Going through the material below, please gather all lines with the word "Continue" in them.

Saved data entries
····················
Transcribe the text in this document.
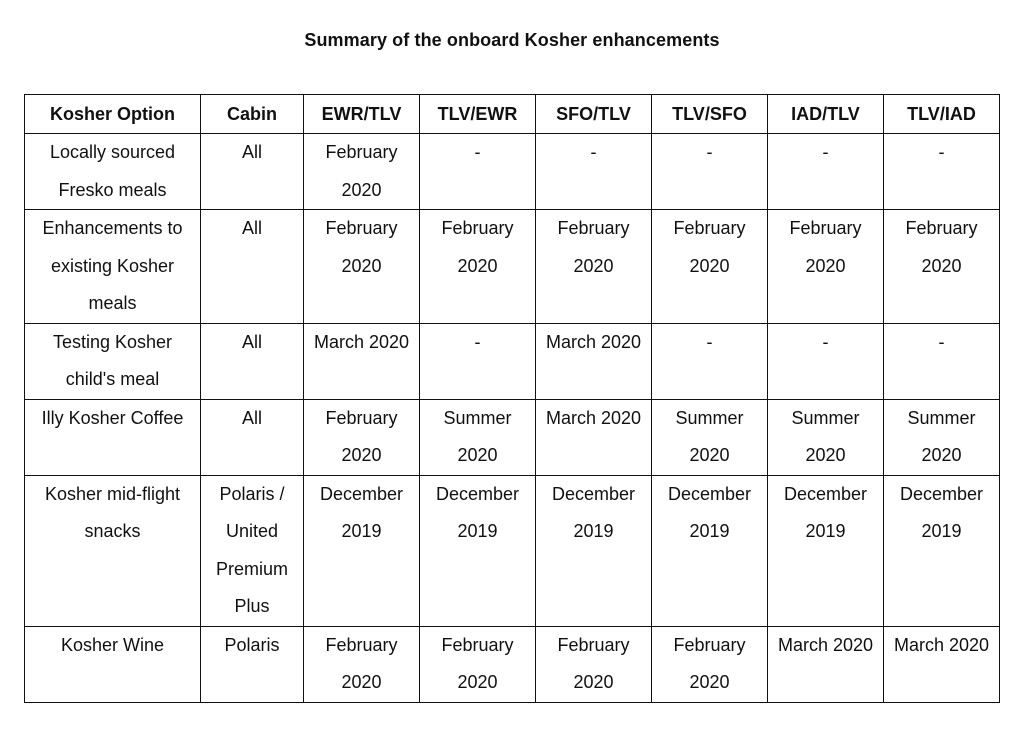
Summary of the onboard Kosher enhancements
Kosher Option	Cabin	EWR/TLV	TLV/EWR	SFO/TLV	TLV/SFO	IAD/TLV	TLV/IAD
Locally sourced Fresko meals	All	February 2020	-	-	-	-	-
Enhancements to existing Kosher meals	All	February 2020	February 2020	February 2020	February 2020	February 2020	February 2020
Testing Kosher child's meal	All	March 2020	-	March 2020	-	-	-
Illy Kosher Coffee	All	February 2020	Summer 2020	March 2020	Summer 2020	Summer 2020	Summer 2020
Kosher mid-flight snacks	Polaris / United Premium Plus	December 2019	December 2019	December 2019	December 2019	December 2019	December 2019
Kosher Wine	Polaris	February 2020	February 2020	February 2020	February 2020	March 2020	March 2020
····················
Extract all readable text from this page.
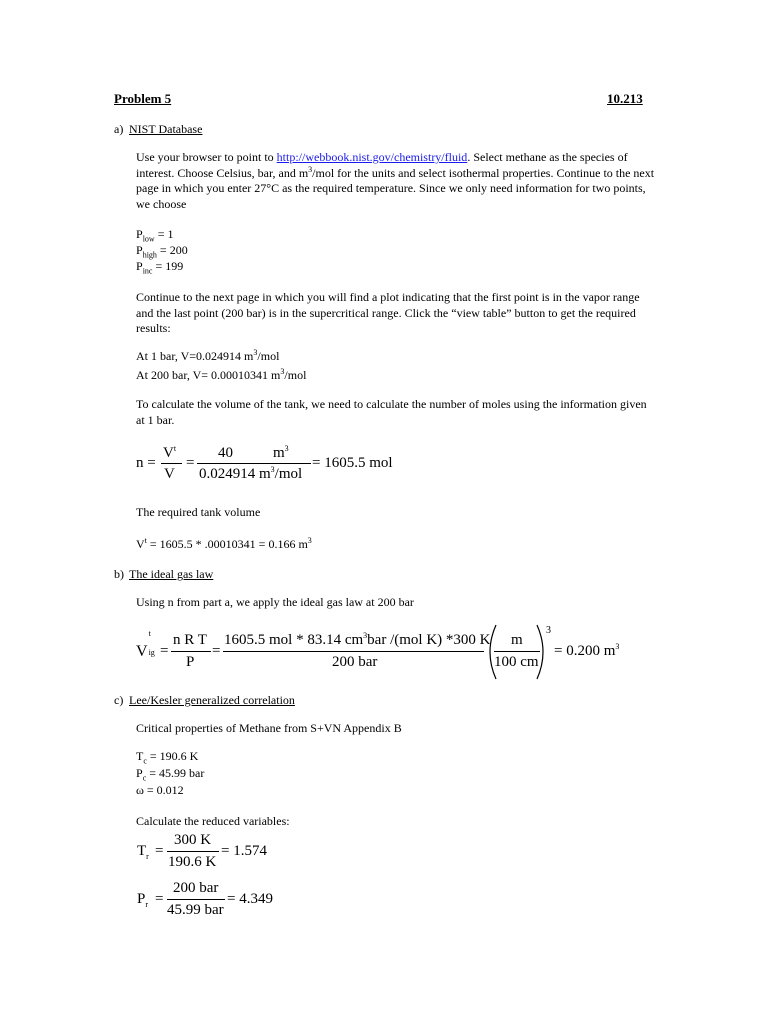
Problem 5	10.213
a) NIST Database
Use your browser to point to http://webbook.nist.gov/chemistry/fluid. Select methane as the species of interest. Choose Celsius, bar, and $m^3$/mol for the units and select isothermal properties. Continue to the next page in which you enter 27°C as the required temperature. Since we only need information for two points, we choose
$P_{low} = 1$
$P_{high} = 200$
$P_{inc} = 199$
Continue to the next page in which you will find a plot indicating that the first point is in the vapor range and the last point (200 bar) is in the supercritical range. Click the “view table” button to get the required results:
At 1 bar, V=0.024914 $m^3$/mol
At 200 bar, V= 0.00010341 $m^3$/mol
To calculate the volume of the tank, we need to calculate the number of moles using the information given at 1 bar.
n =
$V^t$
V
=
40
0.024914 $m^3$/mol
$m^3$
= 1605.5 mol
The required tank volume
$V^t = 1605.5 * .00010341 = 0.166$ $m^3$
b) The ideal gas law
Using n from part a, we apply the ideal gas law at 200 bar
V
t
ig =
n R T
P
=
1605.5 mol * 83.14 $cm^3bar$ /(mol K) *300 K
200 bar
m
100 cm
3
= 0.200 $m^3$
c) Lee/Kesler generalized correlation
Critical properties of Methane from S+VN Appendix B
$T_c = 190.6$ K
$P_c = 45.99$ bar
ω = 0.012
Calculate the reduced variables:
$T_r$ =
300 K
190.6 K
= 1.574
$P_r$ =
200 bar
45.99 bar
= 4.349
····················
* TASK OUTPUT:
Use your browser to point to http://webbook.nist.gov/chemistry/fluid. Select methane as the species of interest. Choose Celsius, bar, and $m^3$/mol for the units and select isothermal properties. Continue to the next page in which you enter 27°C as the required temperature. Since we only need information for two points, we choose
Continue to the next page in which you will find a plot indicating that the first point is in the vapor range and the last point (200 bar) is in the supercritical range. Click the “view table” button to get the required results:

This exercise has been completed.